WORK INSTRUCTIONS
List all lines of the data that include the string "geometries".

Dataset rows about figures

--

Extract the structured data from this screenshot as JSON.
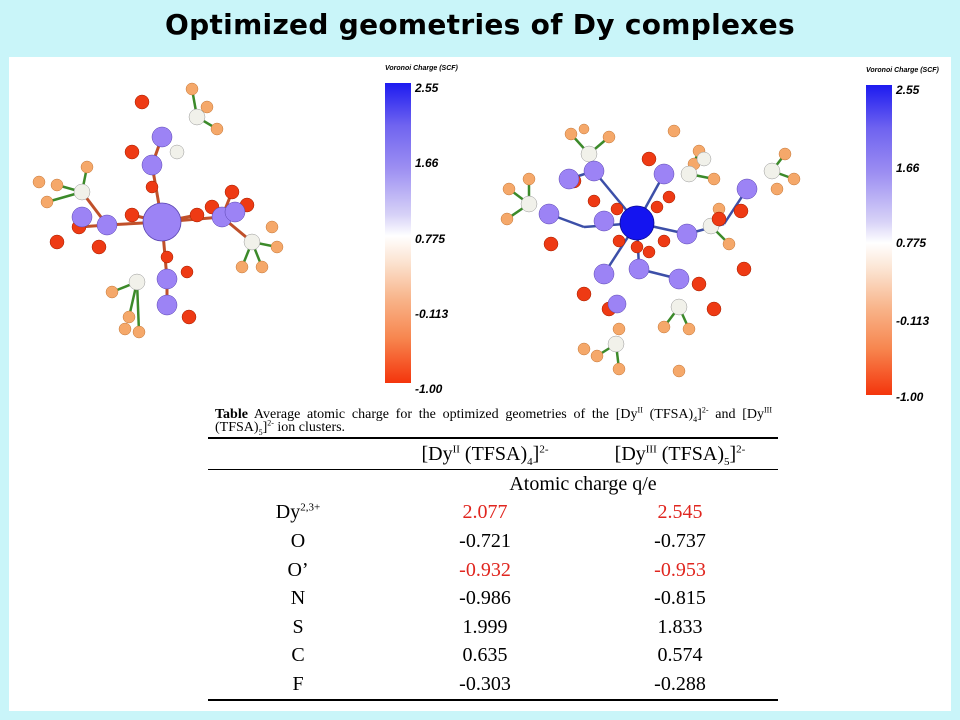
{
  "slide": {
    "title": "Optimized geometries of Dy complexes"
  },
  "colorbar": {
    "title": "Voronoi Charge (SCF)",
    "ticks": [
      "2.55",
      "1.66",
      "0.775",
      "-0.113",
      "-1.00"
    ],
    "colors": {
      "max": "#1d1bf0",
      "mid": "#ffffff",
      "min": "#f4350c"
    }
  },
  "molecules": [
    {
      "label": "",
      "central_atom_color": "#9c83f5"
    },
    {
      "label": "",
      "central_atom_color": "#1414f0"
    }
  ],
  "caption": {
    "lead": "Table",
    "t1": " Average atomic charge for the optimized geometries of the [Dy",
    "sup1": "II",
    "t2": " (TFSA)",
    "sub1": "4",
    "t3": "]",
    "sup2": "2-",
    "t4": " and [Dy",
    "sup3": "III",
    "t5": " (TFSA)",
    "sub2": "5",
    "t6": "]",
    "sup4": "2-",
    "t7": " ion clusters."
  },
  "table": {
    "col1": {
      "pre": "[Dy",
      "sup": "II",
      "mid": " (TFSA)",
      "sub": "4",
      "close": "]",
      "charge": "2-"
    },
    "col2": {
      "pre": "[Dy",
      "sup": "III",
      "mid": " (TFSA)",
      "sub": "5",
      "close": "]",
      "charge": "2-"
    },
    "unit_row": "Atomic charge q/e",
    "rows": [
      {
        "atom": "Dy",
        "atom_sup": "2,3+",
        "v1": "2.077",
        "v2": "2.545",
        "highlight": true
      },
      {
        "atom": "O",
        "atom_sup": "",
        "v1": "-0.721",
        "v2": "-0.737",
        "highlight": false
      },
      {
        "atom": "O’",
        "atom_sup": "",
        "v1": "-0.932",
        "v2": "-0.953",
        "highlight": true
      },
      {
        "atom": "N",
        "atom_sup": "",
        "v1": "-0.986",
        "v2": "-0.815",
        "highlight": false
      },
      {
        "atom": "S",
        "atom_sup": "",
        "v1": "1.999",
        "v2": "1.833",
        "highlight": false
      },
      {
        "atom": "C",
        "atom_sup": "",
        "v1": "0.635",
        "v2": "0.574",
        "highlight": false
      },
      {
        "atom": "F",
        "atom_sup": "",
        "v1": "-0.303",
        "v2": "-0.288",
        "highlight": false
      }
    ],
    "highlight_color": "#e0261f"
  }
}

--

IN RESPONSE
    "title": "Optimized geometries of Dy complexes"
    "t1": " Average atomic charge for the optimized geometries of the [Dy",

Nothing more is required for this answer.